Search the material for "gmail" and show all lines that contain it.

[Start Exercise inputs]

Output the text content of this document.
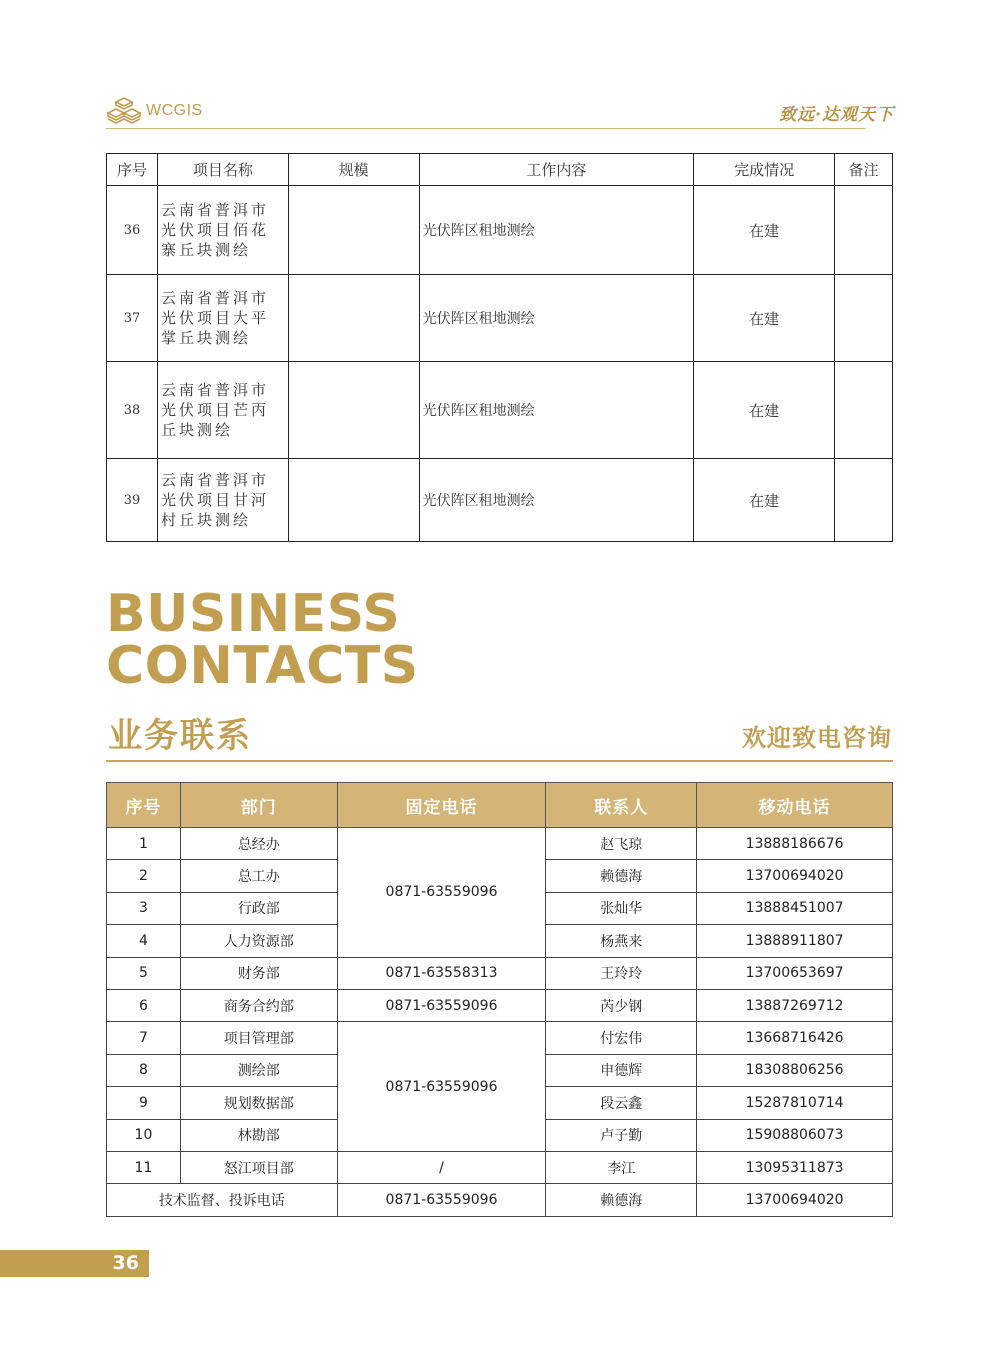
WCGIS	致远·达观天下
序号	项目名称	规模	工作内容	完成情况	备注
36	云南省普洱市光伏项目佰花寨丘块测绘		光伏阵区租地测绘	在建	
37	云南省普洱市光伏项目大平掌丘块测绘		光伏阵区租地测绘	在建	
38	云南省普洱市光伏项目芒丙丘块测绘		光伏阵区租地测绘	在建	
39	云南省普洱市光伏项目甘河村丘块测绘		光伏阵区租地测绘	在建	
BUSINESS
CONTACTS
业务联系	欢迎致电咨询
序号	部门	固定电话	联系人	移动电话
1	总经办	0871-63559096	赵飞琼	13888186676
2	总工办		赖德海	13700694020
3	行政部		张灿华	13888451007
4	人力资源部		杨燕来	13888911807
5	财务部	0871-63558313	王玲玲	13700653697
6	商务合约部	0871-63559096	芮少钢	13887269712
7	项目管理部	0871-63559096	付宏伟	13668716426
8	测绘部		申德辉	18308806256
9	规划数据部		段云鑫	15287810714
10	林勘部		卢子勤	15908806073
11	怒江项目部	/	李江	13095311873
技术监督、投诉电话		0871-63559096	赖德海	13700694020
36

[End Exercise inputs]
[Start Exercise inputs]

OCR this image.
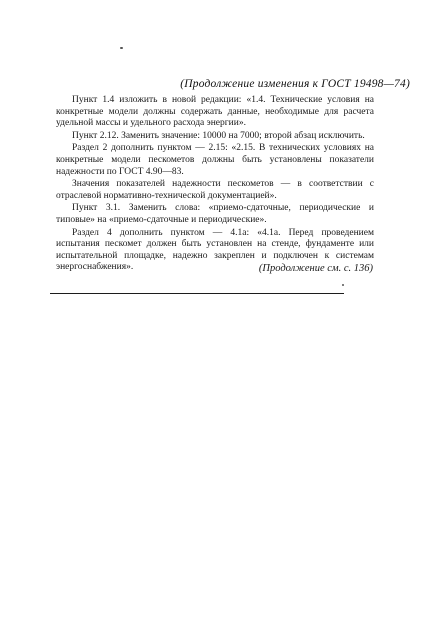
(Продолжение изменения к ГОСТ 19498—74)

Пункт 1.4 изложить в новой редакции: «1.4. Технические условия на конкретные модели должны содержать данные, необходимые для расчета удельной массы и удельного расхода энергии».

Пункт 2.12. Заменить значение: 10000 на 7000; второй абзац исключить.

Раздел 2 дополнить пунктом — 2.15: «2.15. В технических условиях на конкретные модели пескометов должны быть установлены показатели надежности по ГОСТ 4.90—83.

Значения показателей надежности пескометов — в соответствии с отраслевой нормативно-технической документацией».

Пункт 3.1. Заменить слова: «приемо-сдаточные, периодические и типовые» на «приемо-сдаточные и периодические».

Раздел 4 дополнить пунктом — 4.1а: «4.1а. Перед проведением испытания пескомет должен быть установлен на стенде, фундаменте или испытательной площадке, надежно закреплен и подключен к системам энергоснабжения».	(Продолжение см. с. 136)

[End Exercise inputs]
[Start Exercise inputs]

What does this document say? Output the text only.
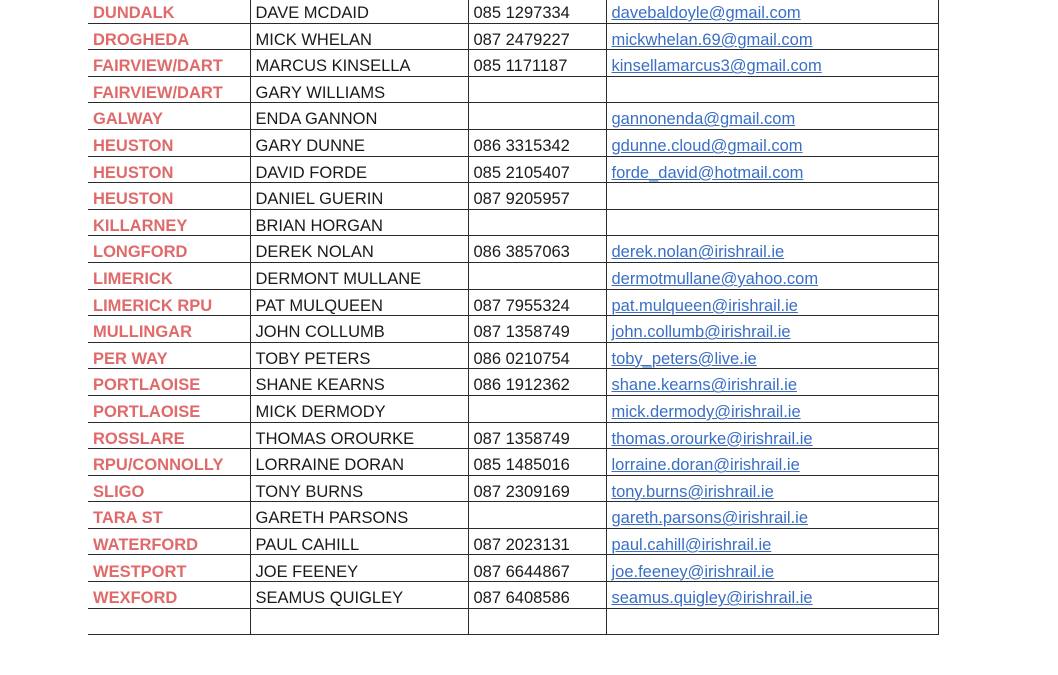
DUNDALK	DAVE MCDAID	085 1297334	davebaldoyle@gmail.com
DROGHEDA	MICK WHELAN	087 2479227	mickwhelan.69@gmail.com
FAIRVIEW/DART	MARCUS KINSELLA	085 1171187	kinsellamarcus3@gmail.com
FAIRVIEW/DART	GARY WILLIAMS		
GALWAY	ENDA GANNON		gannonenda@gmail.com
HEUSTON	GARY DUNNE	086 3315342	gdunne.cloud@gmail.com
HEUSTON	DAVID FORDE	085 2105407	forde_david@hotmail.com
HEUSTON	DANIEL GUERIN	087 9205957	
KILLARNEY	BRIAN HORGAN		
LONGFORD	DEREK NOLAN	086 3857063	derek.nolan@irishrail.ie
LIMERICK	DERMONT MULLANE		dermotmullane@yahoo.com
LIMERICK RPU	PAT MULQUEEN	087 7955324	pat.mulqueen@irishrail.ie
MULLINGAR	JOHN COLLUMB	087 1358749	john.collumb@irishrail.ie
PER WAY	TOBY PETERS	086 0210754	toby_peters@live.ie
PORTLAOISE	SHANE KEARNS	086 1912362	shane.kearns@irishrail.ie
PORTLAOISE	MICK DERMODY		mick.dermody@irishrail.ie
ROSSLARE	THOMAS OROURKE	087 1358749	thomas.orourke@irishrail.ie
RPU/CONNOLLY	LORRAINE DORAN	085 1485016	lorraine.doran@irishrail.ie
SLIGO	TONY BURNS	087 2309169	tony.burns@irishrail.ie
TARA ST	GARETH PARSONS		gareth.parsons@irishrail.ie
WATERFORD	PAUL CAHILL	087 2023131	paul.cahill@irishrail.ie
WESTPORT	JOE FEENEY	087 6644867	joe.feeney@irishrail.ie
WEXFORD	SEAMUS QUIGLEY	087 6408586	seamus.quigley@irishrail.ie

[End Exercise inputs]

■ **Answer below**
DUNDALK	DAVE MCDAID	085 1297334	davebaldoyle@gmail.com
DROGHEDA	MICK WHELAN	087 2479227	mickwhelan.69@gmail.com
FAIRVIEW/DART	MARCUS KINSELLA	085 1171187	kinsellamarcus3@gmail.com
GALWAY	ENDA GANNON		gannonenda@gmail.com
HEUSTON	GARY DUNNE	086 3315342	gdunne.cloud@gmail.com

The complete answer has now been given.